Take the data that follows and retype it word for word.

— begin RECORDS —

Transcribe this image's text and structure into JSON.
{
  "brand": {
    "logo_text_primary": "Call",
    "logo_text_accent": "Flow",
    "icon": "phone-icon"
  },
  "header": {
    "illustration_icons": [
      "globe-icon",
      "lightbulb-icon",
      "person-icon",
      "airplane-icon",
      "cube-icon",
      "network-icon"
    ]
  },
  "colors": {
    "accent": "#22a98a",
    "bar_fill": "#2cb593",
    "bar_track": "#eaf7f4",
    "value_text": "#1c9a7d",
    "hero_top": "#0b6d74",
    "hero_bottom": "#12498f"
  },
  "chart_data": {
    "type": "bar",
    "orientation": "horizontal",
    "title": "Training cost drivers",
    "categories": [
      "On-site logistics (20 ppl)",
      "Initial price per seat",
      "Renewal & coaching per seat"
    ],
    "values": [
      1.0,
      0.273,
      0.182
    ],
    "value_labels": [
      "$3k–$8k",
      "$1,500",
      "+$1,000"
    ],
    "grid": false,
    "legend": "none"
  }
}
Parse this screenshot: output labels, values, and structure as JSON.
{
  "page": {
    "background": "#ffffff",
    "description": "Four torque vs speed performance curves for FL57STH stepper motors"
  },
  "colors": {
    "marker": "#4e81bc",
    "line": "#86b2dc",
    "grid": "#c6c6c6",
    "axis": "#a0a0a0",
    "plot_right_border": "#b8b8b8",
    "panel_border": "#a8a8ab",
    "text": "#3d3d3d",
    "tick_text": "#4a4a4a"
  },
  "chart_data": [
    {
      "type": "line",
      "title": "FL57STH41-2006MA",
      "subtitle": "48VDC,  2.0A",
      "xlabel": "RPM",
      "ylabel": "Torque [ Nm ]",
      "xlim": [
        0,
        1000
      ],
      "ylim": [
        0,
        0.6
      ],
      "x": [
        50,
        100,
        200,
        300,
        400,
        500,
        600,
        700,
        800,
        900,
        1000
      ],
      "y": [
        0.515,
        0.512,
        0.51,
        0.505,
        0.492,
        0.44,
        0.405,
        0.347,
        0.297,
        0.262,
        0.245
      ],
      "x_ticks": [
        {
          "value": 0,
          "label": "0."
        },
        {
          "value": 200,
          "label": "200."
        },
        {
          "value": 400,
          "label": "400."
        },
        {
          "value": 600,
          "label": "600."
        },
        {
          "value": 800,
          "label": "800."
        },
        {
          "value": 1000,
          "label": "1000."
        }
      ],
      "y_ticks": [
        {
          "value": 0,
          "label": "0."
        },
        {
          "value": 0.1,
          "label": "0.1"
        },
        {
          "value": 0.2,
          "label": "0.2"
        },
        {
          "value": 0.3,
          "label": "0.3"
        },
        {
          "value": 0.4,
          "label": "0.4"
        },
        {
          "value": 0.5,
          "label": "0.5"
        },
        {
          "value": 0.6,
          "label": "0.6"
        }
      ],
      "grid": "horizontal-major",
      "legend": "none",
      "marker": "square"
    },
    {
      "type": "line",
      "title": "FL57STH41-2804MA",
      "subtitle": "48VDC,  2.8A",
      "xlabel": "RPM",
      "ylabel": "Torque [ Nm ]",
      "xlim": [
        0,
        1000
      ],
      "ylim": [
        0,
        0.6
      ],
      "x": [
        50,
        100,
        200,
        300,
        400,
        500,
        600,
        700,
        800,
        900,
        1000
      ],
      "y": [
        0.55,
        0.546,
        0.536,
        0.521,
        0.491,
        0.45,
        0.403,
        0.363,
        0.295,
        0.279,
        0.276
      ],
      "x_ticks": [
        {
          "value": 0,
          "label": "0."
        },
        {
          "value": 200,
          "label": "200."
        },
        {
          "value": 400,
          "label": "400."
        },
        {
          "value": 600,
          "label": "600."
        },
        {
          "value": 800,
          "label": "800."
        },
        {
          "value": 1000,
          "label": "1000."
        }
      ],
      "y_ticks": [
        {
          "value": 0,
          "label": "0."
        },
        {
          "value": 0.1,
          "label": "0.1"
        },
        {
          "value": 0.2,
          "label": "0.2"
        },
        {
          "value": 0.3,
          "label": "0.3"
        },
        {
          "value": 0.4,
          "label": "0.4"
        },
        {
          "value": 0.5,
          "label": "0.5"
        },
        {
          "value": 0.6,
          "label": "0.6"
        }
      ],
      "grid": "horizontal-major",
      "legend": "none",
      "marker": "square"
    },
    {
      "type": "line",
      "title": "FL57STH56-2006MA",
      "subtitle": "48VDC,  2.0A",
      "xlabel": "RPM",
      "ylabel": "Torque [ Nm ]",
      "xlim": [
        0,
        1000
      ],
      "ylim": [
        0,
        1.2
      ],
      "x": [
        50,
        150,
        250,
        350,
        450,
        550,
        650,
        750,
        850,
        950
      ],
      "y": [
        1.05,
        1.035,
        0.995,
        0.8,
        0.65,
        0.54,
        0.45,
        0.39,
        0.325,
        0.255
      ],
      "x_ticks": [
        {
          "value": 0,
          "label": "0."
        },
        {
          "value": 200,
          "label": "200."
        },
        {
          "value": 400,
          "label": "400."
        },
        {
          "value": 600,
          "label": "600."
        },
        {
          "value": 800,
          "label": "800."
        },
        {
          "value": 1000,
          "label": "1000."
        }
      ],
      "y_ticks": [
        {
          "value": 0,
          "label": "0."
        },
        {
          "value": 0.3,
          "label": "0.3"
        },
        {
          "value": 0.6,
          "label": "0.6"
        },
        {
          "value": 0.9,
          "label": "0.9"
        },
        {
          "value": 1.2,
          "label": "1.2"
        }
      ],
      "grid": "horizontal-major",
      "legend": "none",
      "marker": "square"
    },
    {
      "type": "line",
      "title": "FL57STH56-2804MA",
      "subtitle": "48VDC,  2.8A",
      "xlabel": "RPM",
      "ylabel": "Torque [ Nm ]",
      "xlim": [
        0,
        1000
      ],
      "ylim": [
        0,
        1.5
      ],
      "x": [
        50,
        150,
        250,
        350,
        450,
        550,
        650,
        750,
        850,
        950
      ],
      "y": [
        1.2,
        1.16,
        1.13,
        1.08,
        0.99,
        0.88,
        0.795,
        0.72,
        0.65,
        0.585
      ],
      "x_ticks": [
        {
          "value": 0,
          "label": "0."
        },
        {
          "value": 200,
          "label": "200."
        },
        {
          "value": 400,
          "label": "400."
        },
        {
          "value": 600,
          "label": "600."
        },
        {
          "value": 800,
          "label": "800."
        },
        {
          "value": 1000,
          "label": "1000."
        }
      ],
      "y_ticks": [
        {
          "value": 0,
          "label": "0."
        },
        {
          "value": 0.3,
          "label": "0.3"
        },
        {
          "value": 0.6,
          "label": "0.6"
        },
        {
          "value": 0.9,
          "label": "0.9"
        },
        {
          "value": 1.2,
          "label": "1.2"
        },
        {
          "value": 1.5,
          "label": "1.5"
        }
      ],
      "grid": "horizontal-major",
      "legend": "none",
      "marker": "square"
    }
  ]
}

— end RECORDS —

ANSWER FOR THIS EXERCISE ->
Transcribe this image's text and structure into JSON.
{
  "brand": {
    "logo_text_primary": "Call",
    "logo_text_accent": "Flow",
    "icon": "phone-icon"
  },
  "header": {
    "illustration_icons": [
      "globe-icon",
      "lightbulb-icon",
      "person-icon",
      "airplane-icon",
      "cube-icon",
      "network-icon"
    ]
  },
  "colors": {
    "accent": "#22a98a",
    "bar_fill": "#2cb593",
    "bar_track": "#eaf7f4",
    "value_text": "#1c9a7d",
    "hero_top": "#0b6d74",
    "hero_bottom": "#12498f"
  },
  "chart_data": {
    "type": "bar",
    "orientation": "horizontal",
    "title": "Training cost drivers",
    "categories": [
      "On-site logistics (20 ppl)",
      "Initial price per seat",
      "Renewal & coaching per seat"
    ],
    "values": [
      1.0,
      0.273,
      0.182
    ],
    "value_labels": [
      "$3k–$8k",
      "$1,500",
      "+$1,000"
    ],
    "grid": false,
    "legend": "none"
  }
}
Parse this screenshot: output labels, values, and structure as JSON.
{
  "page": {
    "background": "#ffffff",
    "description": "Four torque vs speed performance curves for FL57STH stepper motors"
  },
  "colors": {
    "marker": "#4e81bc",
    "line": "#86b2dc",
    "grid": "#c6c6c6",
    "axis": "#a0a0a0",
    "plot_right_border": "#b8b8b8",
    "panel_border": "#a8a8ab",
    "text": "#3d3d3d",
    "tick_text": "#4a4a4a"
  },
  "chart_data": [
    {
      "type": "line",
      "title": "FL57STH41-2006MA",
      "subtitle": "48VDC,  2.0A",
      "xlabel": "RPM",
      "ylabel": "Torque [ Nm ]",
      "xlim": [
        0,
        1000
      ],
      "ylim": [
        0,
        0.6
      ],
      "x": [
        50,
        100,
        200,
        300,
        400,
        500,
        600,
        700,
        800,
        900,
        1000
      ],
      "y": [
        0.515,
        0.512,
        0.51,
        0.505,
        0.492,
        0.44,
        0.405,
        0.347,
        0.297,
        0.262,
        0.245
      ],
      "x_ticks": [
        {
          "value": 0,
          "label": "0."
        },
        {
          "value": 200,
          "label": "200."
        },
        {
          "value": 400,
          "label": "400."
        },
        {
          "value": 600,
          "label": "600."
        },
        {
          "value": 800,
          "label": "800."
        },
        {
          "value": 1000,
          "label": "1000."
        }
      ],
      "y_ticks": [
        {
          "value": 0,
          "label": "0."
        },
        {
          "value": 0.1,
          "label": "0.1"
        },
        {
          "value": 0.2,
          "label": "0.2"
        },
        {
          "value": 0.3,
          "label": "0.3"
        },
        {
          "value": 0.4,
          "label": "0.4"
        },
        {
          "value": 0.5,
          "label": "0.5"
        },
        {
          "value": 0.6,
          "label": "0.6"
        }
      ],
      "grid": "horizontal-major",
      "legend": "none",
      "marker": "square"
    },
    {
      "type": "line",
      "title": "FL57STH41-2804MA",
      "subtitle": "48VDC,  2.8A",
      "xlabel": "RPM",
      "ylabel": "Torque [ Nm ]",
      "xlim": [
        0,
        1000
      ],
      "ylim": [
        0,
        0.6
      ],
      "x": [
        50,
        100,
        200,
        300,
        400,
        500,
        600,
        700,
        800,
        900,
        1000
      ],
      "y": [
        0.55,
        0.546,
        0.536,
        0.521,
        0.491,
        0.45,
        0.403,
        0.363,
        0.295,
        0.279,
        0.276
      ],
      "x_ticks": [
        {
          "value": 0,
          "label": "0."
        },
        {
          "value": 200,
          "label": "200."
        },
        {
          "value": 400,
          "label": "400."
        },
        {
          "value": 600,
          "label": "600."
        },
        {
          "value": 800,
          "label": "800."
        },
        {
          "value": 1000,
          "label": "1000."
        }
      ],
      "y_ticks": [
        {
          "value": 0,
          "label": "0."
        },
        {
          "value": 0.1,
          "label": "0.1"
        },
        {
          "value": 0.2,
          "label": "0.2"
        },
        {
          "value": 0.3,
          "label": "0.3"
        },
        {
          "value": 0.4,
          "label": "0.4"
        },
        {
          "value": 0.5,
          "label": "0.5"
        },
        {
          "value": 0.6,
          "label": "0.6"
        }
      ],
      "grid": "horizontal-major",
      "legend": "none",
      "marker": "square"
    },
    {
      "type": "line",
      "title": "FL57STH56-2006MA",
      "subtitle": "48VDC,  2.0A",
      "xlabel": "RPM",
      "ylabel": "Torque [ Nm ]",
      "xlim": [
        0,
        1000
      ],
      "ylim": [
        0,
        1.2
      ],
      "x": [
        50,
        150,
        250,
        350,
        450,
        550,
        650,
        750,
        850,
        950
      ],
      "y": [
        1.05,
        1.035,
        0.995,
        0.8,
        0.65,
        0.54,
        0.45,
        0.39,
        0.325,
        0.255
      ],
      "x_ticks": [
        {
          "value": 0,
          "label": "0."
        },
        {
          "value": 200,
          "label": "200."
        },
        {
          "value": 400,
          "label": "400."
        },
        {
          "value": 600,
          "label": "600."
        },
        {
          "value": 800,
          "label": "800."
        },
        {
          "value": 1000,
          "label": "1000."
        }
      ],
      "y_ticks": [
        {
          "value": 0,
          "label": "0."
        },
        {
          "value": 0.3,
          "label": "0.3"
        },
        {
          "value": 0.6,
          "label": "0.6"
        },
        {
          "value": 0.9,
          "label": "0.9"
        },
        {
          "value": 1.2,
          "label": "1.2"
        }
      ],
      "grid": "horizontal-major",
      "legend": "none",
      "marker": "square"
    },
    {
      "type": "line",
      "title": "FL57STH56-2804MA",
      "subtitle": "48VDC,  2.8A",
      "xlabel": "RPM",
      "ylabel": "Torque [ Nm ]",
      "xlim": [
        0,
        1000
      ],
      "ylim": [
        0,
        1.5
      ],
      "x": [
        50,
        150,
        250,
        350,
        450,
        550,
        650,
        750,
        850,
        950
      ],
      "y": [
        1.2,
        1.16,
        1.13,
        1.08,
        0.99,
        0.88,
        0.795,
        0.72,
        0.65,
        0.585
      ],
      "x_ticks": [
        {
          "value": 0,
          "label": "0."
        },
        {
          "value": 200,
          "label": "200."
        },
        {
          "value": 400,
          "label": "400."
        },
        {
          "value": 600,
          "label": "600."
        },
        {
          "value": 800,
          "label": "800."
        },
        {
          "value": 1000,
          "label": "1000."
        }
      ],
      "y_ticks": [
        {
          "value": 0,
          "label": "0."
        },
        {
          "value": 0.3,
          "label": "0.3"
        },
        {
          "value": 0.6,
          "label": "0.6"
        },
        {
          "value": 0.9,
          "label": "0.9"
        },
        {
          "value": 1.2,
          "label": "1.2"
        },
        {
          "value": 1.5,
          "label": "1.5"
        }
      ],
      "grid": "horizontal-major",
      "legend": "none",
      "marker": "square"
    }
  ]
}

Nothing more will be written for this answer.